WHAT THE EXERCISE ASKS
All of the material below is to be restated word for word, apart from the pictures.

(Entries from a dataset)
◇ ◇ ◇ ◇ ◇

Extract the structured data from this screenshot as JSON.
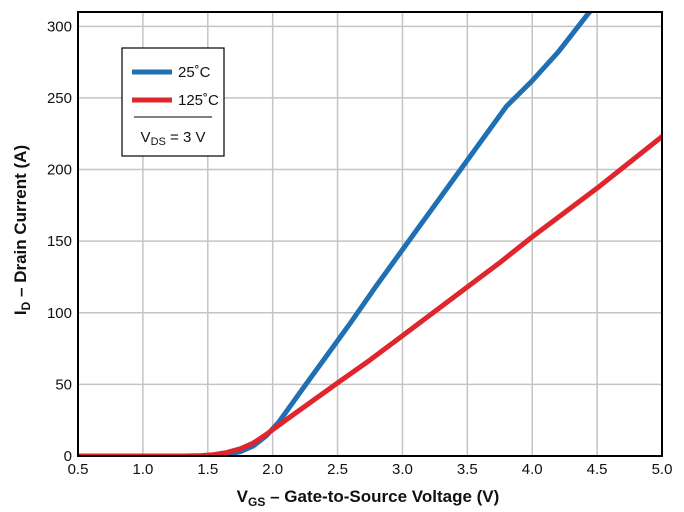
{
  "chart_data": {
    "type": "line",
    "title": "",
    "xlabel": {
      "main": "V",
      "sub": "GS",
      "rest": " – Gate-to-Source Voltage (V)"
    },
    "ylabel": {
      "main": "I",
      "sub": "D",
      "rest": " – Drain Current (A)"
    },
    "xlim": [
      0.5,
      5.0
    ],
    "ylim": [
      0,
      310
    ],
    "xticks": [
      "0.5",
      "1.0",
      "1.5",
      "2.0",
      "2.5",
      "3.0",
      "3.5",
      "4.0",
      "4.5",
      "5.0"
    ],
    "yticks": [
      "0",
      "50",
      "100",
      "150",
      "200",
      "250",
      "300"
    ],
    "grid": true,
    "legend_position": "top-left",
    "legend_condition": {
      "main": "V",
      "sub": "DS",
      "rest": " = 3 V"
    },
    "series": [
      {
        "name": "25˚C",
        "color": "#1f6fb4",
        "points": [
          [
            0.5,
            0
          ],
          [
            1.0,
            0
          ],
          [
            1.4,
            0
          ],
          [
            1.55,
            0.3
          ],
          [
            1.65,
            1
          ],
          [
            1.75,
            3
          ],
          [
            1.85,
            7
          ],
          [
            1.95,
            14
          ],
          [
            2.05,
            24
          ],
          [
            2.2,
            43
          ],
          [
            2.4,
            68
          ],
          [
            2.6,
            93
          ],
          [
            2.8,
            119
          ],
          [
            3.0,
            144
          ],
          [
            3.2,
            169
          ],
          [
            3.4,
            194
          ],
          [
            3.6,
            219
          ],
          [
            3.8,
            244
          ],
          [
            4.0,
            262
          ],
          [
            4.2,
            282
          ],
          [
            4.45,
            311
          ]
        ]
      },
      {
        "name": "125˚C",
        "color": "#e0262d",
        "points": [
          [
            0.5,
            0
          ],
          [
            1.0,
            0
          ],
          [
            1.3,
            0
          ],
          [
            1.45,
            0.3
          ],
          [
            1.55,
            1
          ],
          [
            1.65,
            2.5
          ],
          [
            1.75,
            5
          ],
          [
            1.85,
            9
          ],
          [
            1.95,
            15
          ],
          [
            2.1,
            25
          ],
          [
            2.3,
            38
          ],
          [
            2.5,
            51
          ],
          [
            2.75,
            67
          ],
          [
            3.0,
            84
          ],
          [
            3.25,
            101
          ],
          [
            3.5,
            118
          ],
          [
            3.75,
            135
          ],
          [
            4.0,
            153
          ],
          [
            4.25,
            170
          ],
          [
            4.5,
            187
          ],
          [
            4.75,
            205
          ],
          [
            5.0,
            223
          ]
        ]
      }
    ]
  }
}
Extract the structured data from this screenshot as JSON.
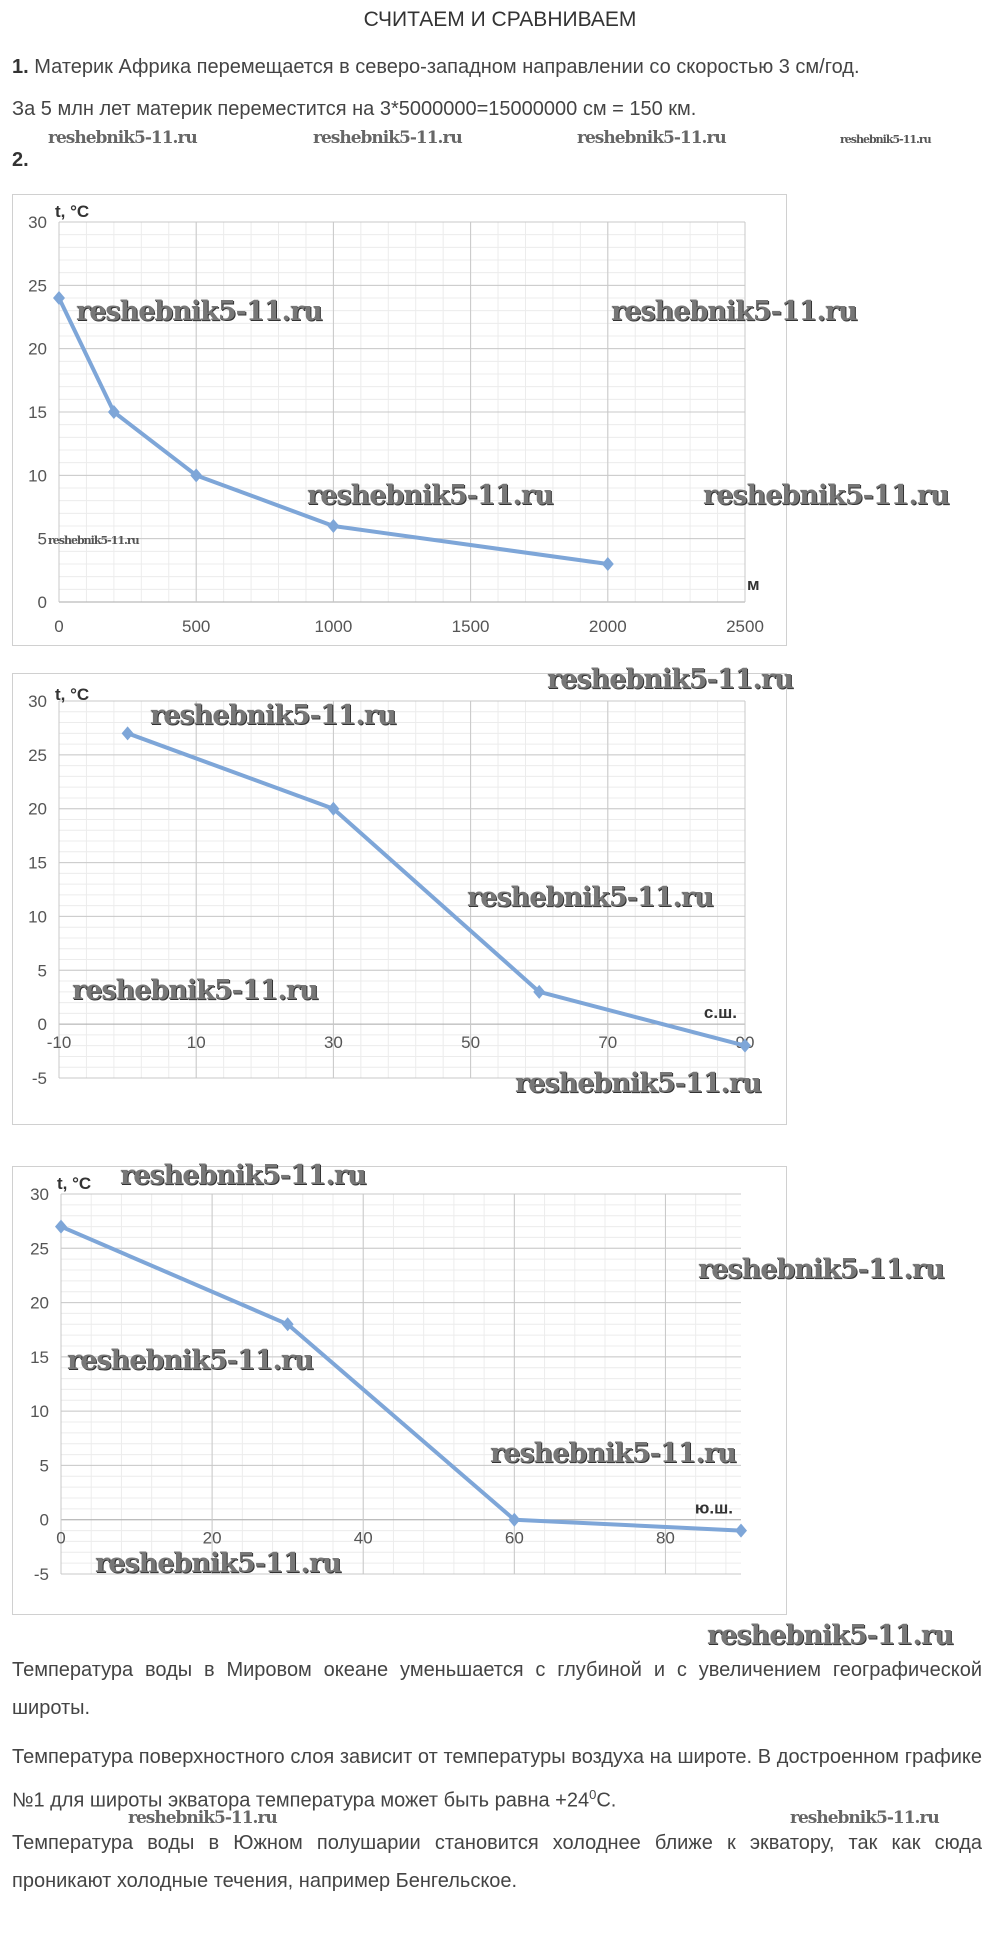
{
  "title": "СЧИТАЕМ И СРАВНИВАЕМ",
  "task1": {
    "number": "1.",
    "line1": "Материк Африка перемещается в северо-западном направлении со скоростью 3 см/год.",
    "line2": "За 5 млн лет материк переместится на 3*5000000=15000000 см = 150 км."
  },
  "task2": {
    "number": "2."
  },
  "watermark": "reshebnik5-11.ru",
  "chart_data": [
    {
      "type": "line",
      "ylabel": "t, °C",
      "xlabel": "м",
      "x": [
        0,
        200,
        500,
        1000,
        2000
      ],
      "values": [
        24,
        15,
        10,
        6,
        3
      ],
      "xlim": [
        0,
        2500
      ],
      "ylim": [
        0,
        30
      ],
      "xticks": [
        0,
        500,
        1000,
        1500,
        2000,
        2500
      ],
      "yticks": [
        0,
        5,
        10,
        15,
        20,
        25,
        30
      ],
      "grid": true,
      "color": "#7ea6d8"
    },
    {
      "type": "line",
      "ylabel": "t, °C",
      "xlabel": "с.ш.",
      "x": [
        0,
        30,
        60,
        90
      ],
      "values": [
        27,
        20,
        3,
        -2
      ],
      "xlim": [
        -10,
        90
      ],
      "ylim": [
        -5,
        30
      ],
      "xticks": [
        -10,
        10,
        30,
        50,
        70,
        90
      ],
      "yticks": [
        -5,
        0,
        5,
        10,
        15,
        20,
        25,
        30
      ],
      "grid": true,
      "color": "#7ea6d8"
    },
    {
      "type": "line",
      "ylabel": "t, °C",
      "xlabel": "ю.ш.",
      "x": [
        0,
        30,
        60,
        90
      ],
      "values": [
        27,
        18,
        0,
        -1
      ],
      "xlim": [
        0,
        90
      ],
      "ylim": [
        -5,
        30
      ],
      "xticks": [
        0,
        20,
        40,
        60,
        80
      ],
      "yticks": [
        -5,
        0,
        5,
        10,
        15,
        20,
        25,
        30
      ],
      "grid": true,
      "color": "#7ea6d8"
    }
  ],
  "conclusions": [
    "Температура воды в Мировом океане уменьшается с глубиной и с увеличением географической широты.",
    "Температура поверхностного слоя зависит от температуры воздуха на широте. В достроенном графике №1 для широты экватора температура может быть равна +24",
    "Температура воды в Южном полушарии становится холоднее ближе к экватору, так как сюда проникают холодные течения, например Бенгельское."
  ],
  "degree_sup": "0",
  "degree_unit": "C."
}
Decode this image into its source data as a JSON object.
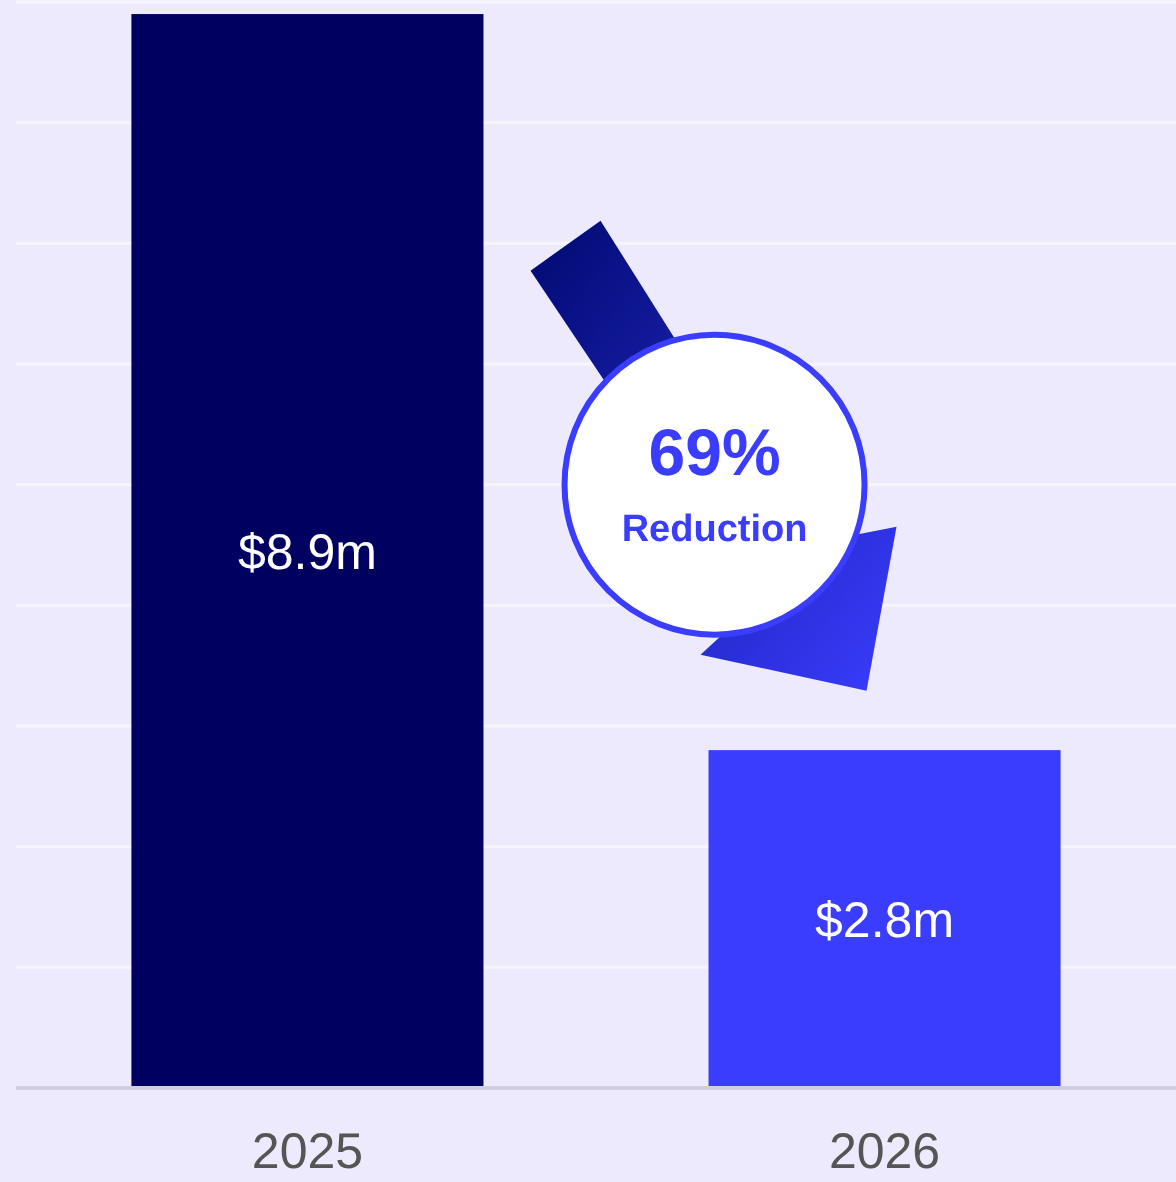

◇ ◇ ◇ ◇ ◇

WORKED SOLUTION
Extract the structured data from this screenshot as JSON.
{
  "chart_data": {
    "type": "line",
    "title": "",
    "xlabel": {
      "main": "V",
      "sub": "GS",
      "rest": " – Gate-to-Source Voltage (V)"
    },
    "ylabel": {
      "main": "I",
      "sub": "D",
      "rest": " – Drain Current (A)"
    },
    "xlim": [
      0.5,
      5.0
    ],
    "ylim": [
      0,
      310
    ],
    "xticks": [
      "0.5",
      "1.0",
      "1.5",
      "2.0",
      "2.5",
      "3.0",
      "3.5",
      "4.0",
      "4.5",
      "5.0"
    ],
    "yticks": [
      "0",
      "50",
      "100",
      "150",
      "200",
      "250",
      "300"
    ],
    "grid": true,
    "legend_position": "top-left",
    "legend_condition": {
      "main": "V",
      "sub": "DS",
      "rest": " = 3 V"
    },
    "series": [
      {
        "name": "25˚C",
        "color": "#1f6fb4",
        "points": [
          [
            0.5,
            0
          ],
          [
            1.0,
            0
          ],
          [
            1.4,
            0
          ],
          [
            1.55,
            0.3
          ],
          [
            1.65,
            1
          ],
          [
            1.75,
            3
          ],
          [
            1.85,
            7
          ],
          [
            1.95,
            14
          ],
          [
            2.05,
            24
          ],
          [
            2.2,
            43
          ],
          [
            2.4,
            68
          ],
          [
            2.6,
            93
          ],
          [
            2.8,
            119
          ],
          [
            3.0,
            144
          ],
          [
            3.2,
            169
          ],
          [
            3.4,
            194
          ],
          [
            3.6,
            219
          ],
          [
            3.8,
            244
          ],
          [
            4.0,
            262
          ],
          [
            4.2,
            282
          ],
          [
            4.45,
            311
          ]
        ]
      },
      {
        "name": "125˚C",
        "color": "#e0262d",
        "points": [
          [
            0.5,
            0
          ],
          [
            1.0,
            0
          ],
          [
            1.3,
            0
          ],
          [
            1.45,
            0.3
          ],
          [
            1.55,
            1
          ],
          [
            1.65,
            2.5
          ],
          [
            1.75,
            5
          ],
          [
            1.85,
            9
          ],
          [
            1.95,
            15
          ],
          [
            2.1,
            25
          ],
          [
            2.3,
            38
          ],
          [
            2.5,
            51
          ],
          [
            2.75,
            67
          ],
          [
            3.0,
            84
          ],
          [
            3.25,
            101
          ],
          [
            3.5,
            118
          ],
          [
            3.75,
            135
          ],
          [
            4.0,
            153
          ],
          [
            4.25,
            170
          ],
          [
            4.5,
            187
          ],
          [
            4.75,
            205
          ],
          [
            5.0,
            223
          ]
        ]
      }
    ]
  }
}
Extract the structured data from this screenshot as JSON.
{
  "title": "СЧИТАЕМ И СРАВНИВАЕМ",
  "task1": {
    "number": "1.",
    "line1": "Материк Африка перемещается в северо-западном направлении со скоростью 3 см/год.",
    "line2": "За 5 млн лет материк переместится на 3*5000000=15000000 см = 150 км."
  },
  "task2": {
    "number": "2."
  },
  "watermark": "reshebnik5-11.ru",
  "chart_data": [
    {
      "type": "line",
      "ylabel": "t, °C",
      "xlabel": "м",
      "x": [
        0,
        200,
        500,
        1000,
        2000
      ],
      "values": [
        24,
        15,
        10,
        6,
        3
      ],
      "xlim": [
        0,
        2500
      ],
      "ylim": [
        0,
        30
      ],
      "xticks": [
        0,
        500,
        1000,
        1500,
        2000,
        2500
      ],
      "yticks": [
        0,
        5,
        10,
        15,
        20,
        25,
        30
      ],
      "grid": true,
      "color": "#7ea6d8"
    },
    {
      "type": "line",
      "ylabel": "t, °C",
      "xlabel": "с.ш.",
      "x": [
        0,
        30,
        60,
        90
      ],
      "values": [
        27,
        20,
        3,
        -2
      ],
      "xlim": [
        -10,
        90
      ],
      "ylim": [
        -5,
        30
      ],
      "xticks": [
        -10,
        10,
        30,
        50,
        70,
        90
      ],
      "yticks": [
        -5,
        0,
        5,
        10,
        15,
        20,
        25,
        30
      ],
      "grid": true,
      "color": "#7ea6d8"
    },
    {
      "type": "line",
      "ylabel": "t, °C",
      "xlabel": "ю.ш.",
      "x": [
        0,
        30,
        60,
        90
      ],
      "values": [
        27,
        18,
        0,
        -1
      ],
      "xlim": [
        0,
        90
      ],
      "ylim": [
        -5,
        30
      ],
      "xticks": [
        0,
        20,
        40,
        60,
        80
      ],
      "yticks": [
        -5,
        0,
        5,
        10,
        15,
        20,
        25,
        30
      ],
      "grid": true,
      "color": "#7ea6d8"
    }
  ],
  "conclusions": [
    "Температура воды в Мировом океане уменьшается с глубиной и с увеличением географической широты.",
    "Температура поверхностного слоя зависит от температуры воздуха на широте. В достроенном графике №1 для широты экватора температура может быть равна +24",
    "Температура воды в Южном полушарии становится холоднее ближе к экватору, так как сюда проникают холодные течения, например Бенгельское."
  ],
  "degree_sup": "0",
  "degree_unit": "C."
}
Decode this image into its source data as a JSON object.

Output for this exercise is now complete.